Material for the task start

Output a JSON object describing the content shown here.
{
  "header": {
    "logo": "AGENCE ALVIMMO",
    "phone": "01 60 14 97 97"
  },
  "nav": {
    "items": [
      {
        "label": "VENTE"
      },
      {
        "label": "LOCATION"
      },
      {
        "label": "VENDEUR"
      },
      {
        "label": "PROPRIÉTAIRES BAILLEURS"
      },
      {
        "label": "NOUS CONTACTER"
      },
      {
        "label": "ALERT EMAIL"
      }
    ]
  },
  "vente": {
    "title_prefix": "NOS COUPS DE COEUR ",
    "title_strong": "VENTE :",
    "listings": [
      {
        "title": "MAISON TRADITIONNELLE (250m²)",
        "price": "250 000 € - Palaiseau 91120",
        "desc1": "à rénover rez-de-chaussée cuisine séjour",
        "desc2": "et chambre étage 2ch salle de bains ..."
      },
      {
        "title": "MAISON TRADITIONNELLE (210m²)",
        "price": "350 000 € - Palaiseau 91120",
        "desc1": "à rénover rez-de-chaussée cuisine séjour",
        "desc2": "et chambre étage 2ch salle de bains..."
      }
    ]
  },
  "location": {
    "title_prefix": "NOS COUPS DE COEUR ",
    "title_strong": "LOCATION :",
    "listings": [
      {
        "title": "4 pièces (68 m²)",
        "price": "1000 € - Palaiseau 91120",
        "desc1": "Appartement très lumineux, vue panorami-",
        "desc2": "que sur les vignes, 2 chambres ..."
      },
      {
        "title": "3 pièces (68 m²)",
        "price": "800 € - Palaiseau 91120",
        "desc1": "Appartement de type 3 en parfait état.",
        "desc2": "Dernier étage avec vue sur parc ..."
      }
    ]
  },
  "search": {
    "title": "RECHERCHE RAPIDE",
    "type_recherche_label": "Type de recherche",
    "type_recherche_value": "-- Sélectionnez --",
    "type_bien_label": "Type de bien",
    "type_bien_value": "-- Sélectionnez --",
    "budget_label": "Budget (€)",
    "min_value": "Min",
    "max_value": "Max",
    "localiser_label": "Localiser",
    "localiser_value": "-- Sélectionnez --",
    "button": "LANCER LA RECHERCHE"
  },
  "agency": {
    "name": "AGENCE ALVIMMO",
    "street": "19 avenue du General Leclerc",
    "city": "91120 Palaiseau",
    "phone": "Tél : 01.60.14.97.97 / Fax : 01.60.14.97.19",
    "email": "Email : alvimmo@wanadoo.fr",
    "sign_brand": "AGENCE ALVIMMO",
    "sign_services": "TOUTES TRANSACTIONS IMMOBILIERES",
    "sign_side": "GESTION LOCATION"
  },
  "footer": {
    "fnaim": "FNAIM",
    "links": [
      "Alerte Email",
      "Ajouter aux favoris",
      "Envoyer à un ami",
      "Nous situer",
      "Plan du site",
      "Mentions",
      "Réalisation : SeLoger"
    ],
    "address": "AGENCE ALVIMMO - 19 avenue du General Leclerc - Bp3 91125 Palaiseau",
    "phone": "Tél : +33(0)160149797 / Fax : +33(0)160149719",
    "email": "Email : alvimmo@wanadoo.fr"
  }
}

Material for the task end
Material for the task start

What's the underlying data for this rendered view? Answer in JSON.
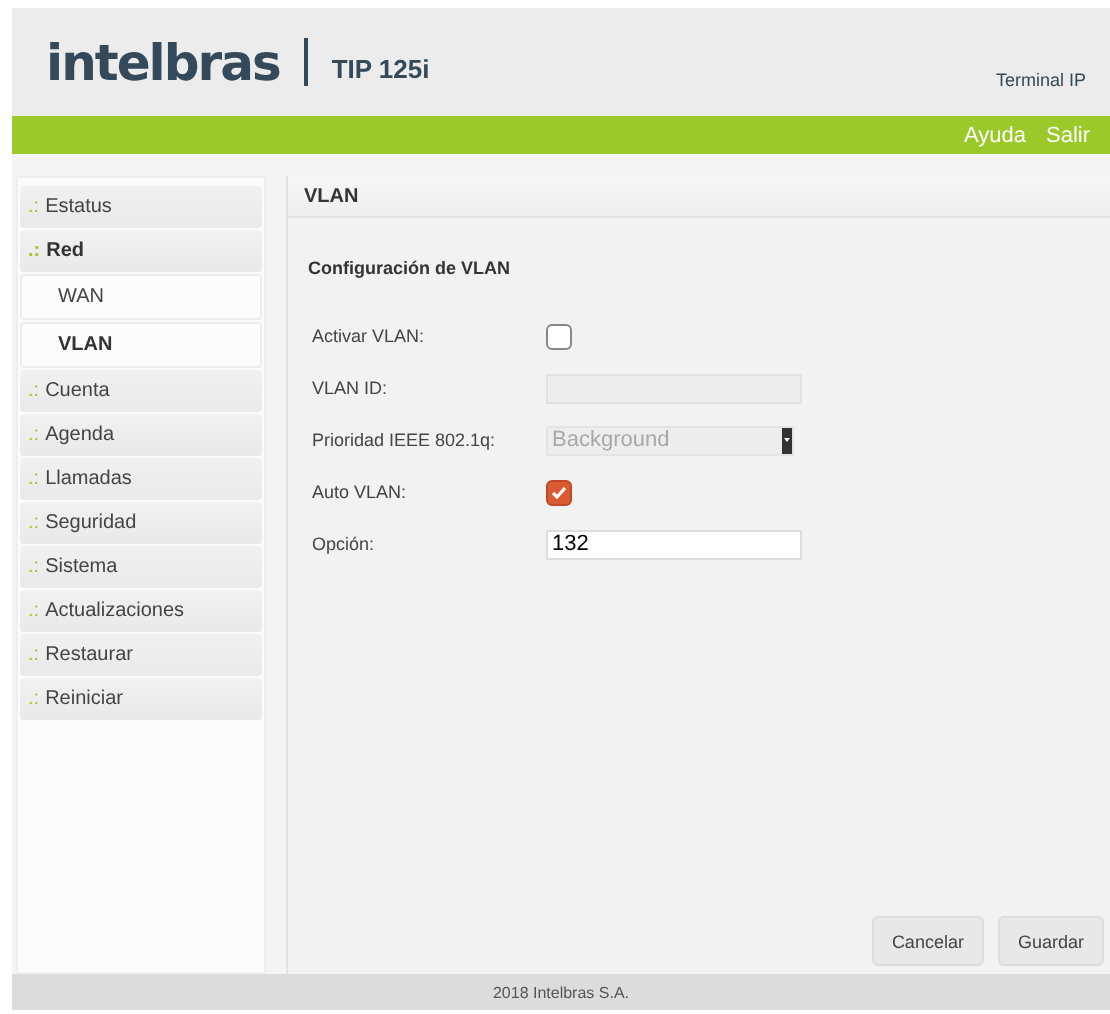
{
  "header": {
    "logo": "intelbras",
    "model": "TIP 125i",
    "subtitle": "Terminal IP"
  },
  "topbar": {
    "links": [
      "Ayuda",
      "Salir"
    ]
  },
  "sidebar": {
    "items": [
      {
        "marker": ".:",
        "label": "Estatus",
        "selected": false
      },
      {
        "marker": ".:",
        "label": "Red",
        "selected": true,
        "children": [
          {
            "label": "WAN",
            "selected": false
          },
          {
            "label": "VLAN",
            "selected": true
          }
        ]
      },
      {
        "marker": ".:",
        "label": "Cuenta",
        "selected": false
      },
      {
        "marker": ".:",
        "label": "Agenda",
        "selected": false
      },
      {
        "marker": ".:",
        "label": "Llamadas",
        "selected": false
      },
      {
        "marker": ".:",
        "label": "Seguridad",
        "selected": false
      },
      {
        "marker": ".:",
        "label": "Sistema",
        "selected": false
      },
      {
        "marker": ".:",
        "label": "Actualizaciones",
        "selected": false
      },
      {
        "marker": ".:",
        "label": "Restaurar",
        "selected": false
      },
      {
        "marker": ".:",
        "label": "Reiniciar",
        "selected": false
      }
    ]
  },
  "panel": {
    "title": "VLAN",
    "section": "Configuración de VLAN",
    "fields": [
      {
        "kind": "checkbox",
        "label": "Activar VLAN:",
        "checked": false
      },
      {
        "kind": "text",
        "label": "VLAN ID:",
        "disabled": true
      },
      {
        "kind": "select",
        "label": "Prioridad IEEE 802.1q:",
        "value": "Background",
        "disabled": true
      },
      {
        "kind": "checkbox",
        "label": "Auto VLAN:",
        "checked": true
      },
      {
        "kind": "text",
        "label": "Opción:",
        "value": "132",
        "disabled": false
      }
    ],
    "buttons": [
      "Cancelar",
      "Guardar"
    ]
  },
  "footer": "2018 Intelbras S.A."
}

Material for the task end

* **Stated goal**
Go through the records and pull out each line that includes the word "TRADITIONNELLE".

* **Written solution**
        "title": "MAISON TRADITIONNELLE (250m²)",
        "title": "MAISON TRADITIONNELLE (210m²)",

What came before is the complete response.